Your task: Count every line where "what" occurs. Give the total alone.

Data provided:
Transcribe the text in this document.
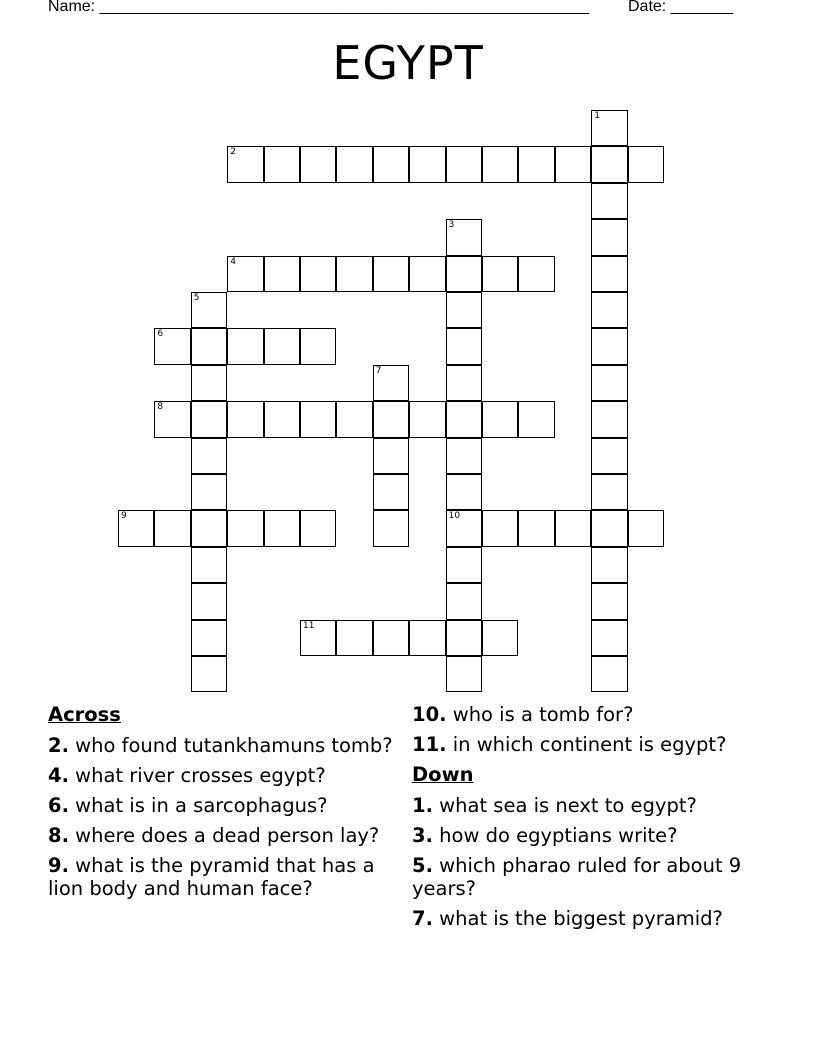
Name: _______________________________________________________ Date: _______
EGYPT
1
2
3
10
4
5
6
7
8
9
11
Across
2. who found tutankhamuns tomb?
4. what river crosses egypt?
6. what is in a sarcophagus?
8. where does a dead person lay?
9. what is the pyramid that has a lion body and human face?
10. who is a tomb for?
11. in which continent is egypt?
Down
1. what sea is next to egypt?
3. how do egyptians write?
5. which pharao ruled for about 9 years?
7. what is the biggest pyramid?
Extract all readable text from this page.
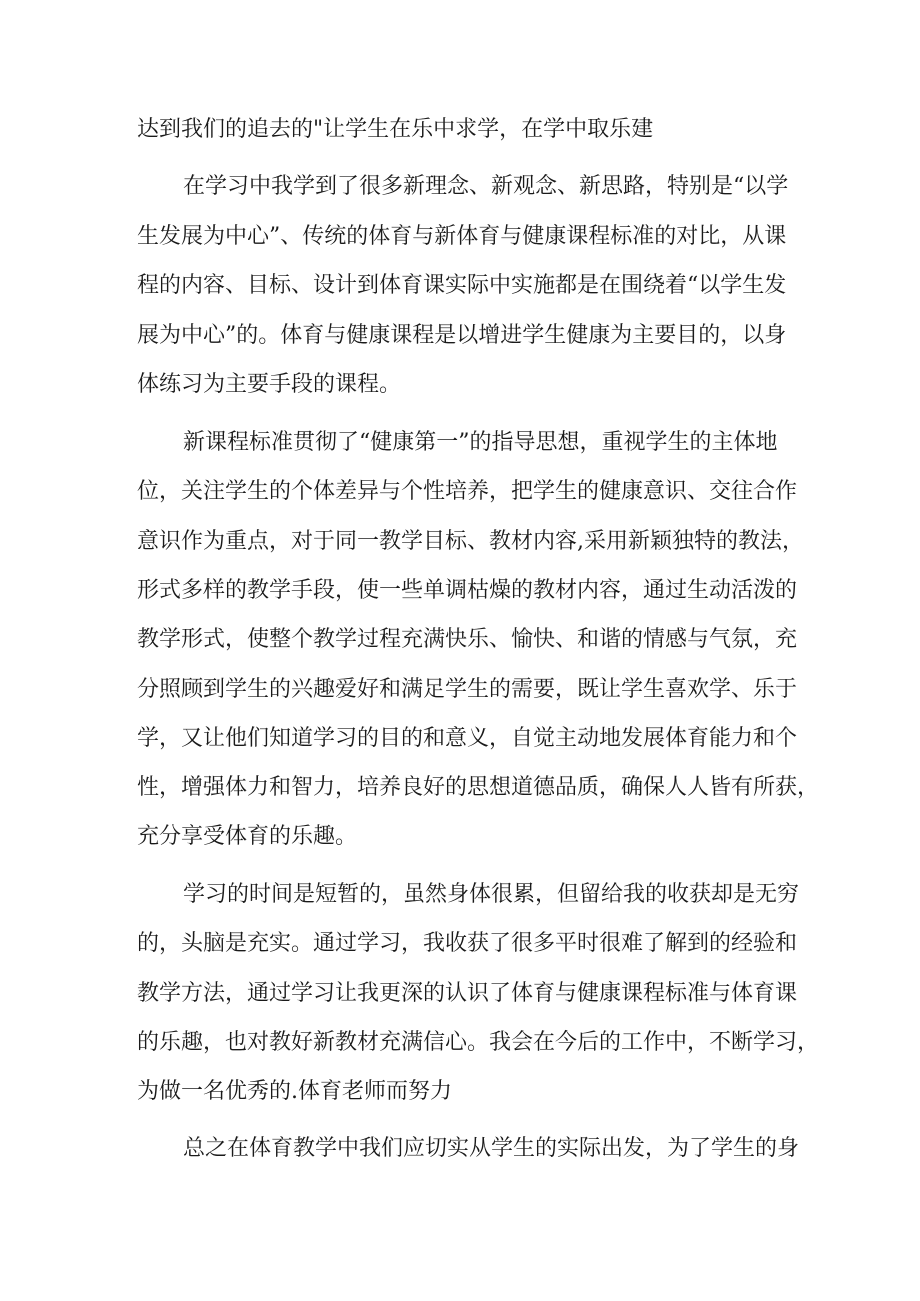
达到我们的追去的"让学生在乐中求学，在学中取乐建
在学习中我学到了很多新理念、新观念、新思路，特别是“以学
生发展为中心”、传统的体育与新体育与健康课程标准的对比，从课
程的内容、目标、设计到体育课实际中实施都是在围绕着“以学生发
展为中心”的。体育与健康课程是以增进学生健康为主要目的，以身
体练习为主要手段的课程。
新课程标准贯彻了“健康第一”的指导思想，重视学生的主体地
位，关注学生的个体差异与个性培养，把学生的健康意识、交往合作
意识作为重点，对于同一教学目标、教材内容,采用新颖独特的教法，
形式多样的教学手段，使一些单调枯燥的教材内容，通过生动活泼的
教学形式，使整个教学过程充满快乐、愉快、和谐的情感与气氛，充
分照顾到学生的兴趣爱好和满足学生的需要，既让学生喜欢学、乐于
学，又让他们知道学习的目的和意义，自觉主动地发展体育能力和个
性，增强体力和智力，培养良好的思想道德品质，确保人人皆有所获，
充分享受体育的乐趣。
学习的时间是短暂的，虽然身体很累，但留给我的收获却是无穷
的，头脑是充实。通过学习，我收获了很多平时很难了解到的经验和
教学方法，通过学习让我更深的认识了体育与健康课程标准与体育课
的乐趣，也对教好新教材充满信心。我会在今后的工作中，不断学习，
为做一名优秀的.体育老师而努力
总之在体育教学中我们应切实从学生的实际出发，为了学生的身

Final answer: 5